===== DATASET RECORDS =====

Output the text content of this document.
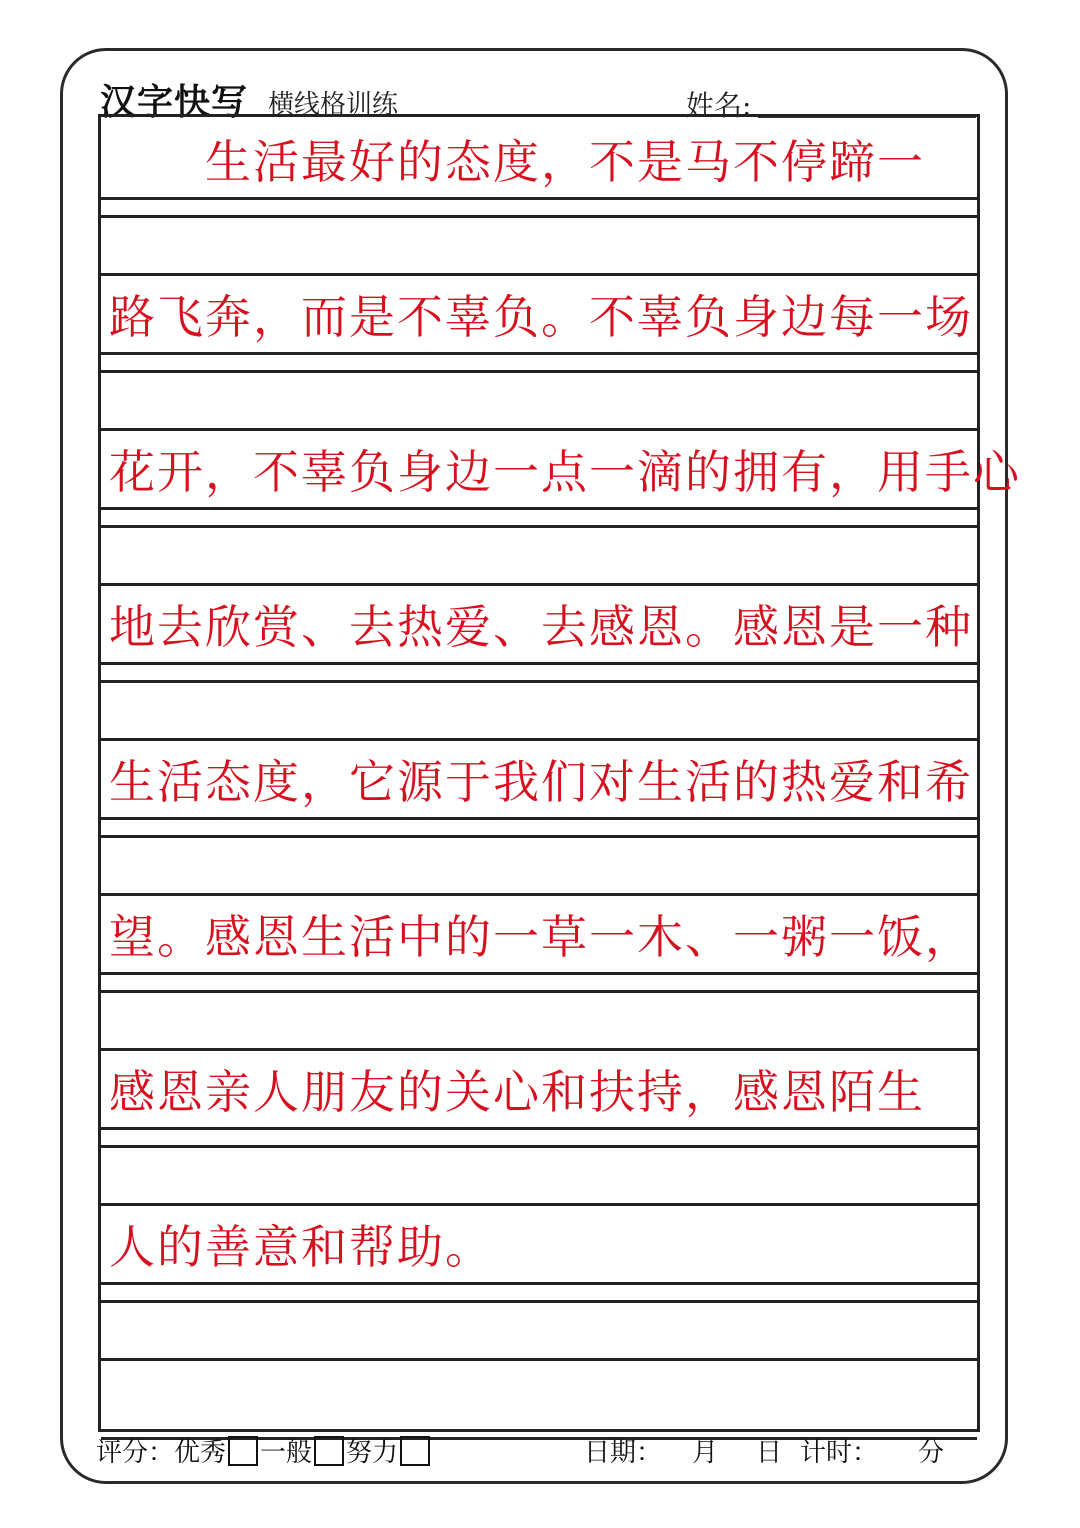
汉字快写 横线格训练	姓名:
　　生活最好的态度，不是马不停蹄一
路飞奔，而是不辜负。不辜负身边每一场
花开，不辜负身边一点一滴的拥有，用手心
地去欣赏、去热爱、去感恩。感恩是一种
生活态度，它源于我们对生活的热爱和希
望。感恩生活中的一草一木、一粥一饭，
感恩亲人朋友的关心和扶持，感恩陌生
人的善意和帮助。
评分：优秀 一般 努力	日期： 月 日 计时： 分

=====

> **TASK DIRECTIONS**: Strip out the images, then output the records above word for word.

> **COMPLETED EXERCISE**:
Output the text content of this document.
汉字快写 横线格训练	姓名:
　　生活最好的态度，不是马不停蹄一
路飞奔，而是不辜负。不辜负身边每一场
花开，不辜负身边一点一滴的拥有，用手心
地去欣赏、去热爱、去感恩。感恩是一种
生活态度，它源于我们对生活的热爱和希
望。感恩生活中的一草一木、一粥一饭，
感恩亲人朋友的关心和扶持，感恩陌生
人的善意和帮助。
评分：优秀 一般 努力	日期： 月 日 计时： 分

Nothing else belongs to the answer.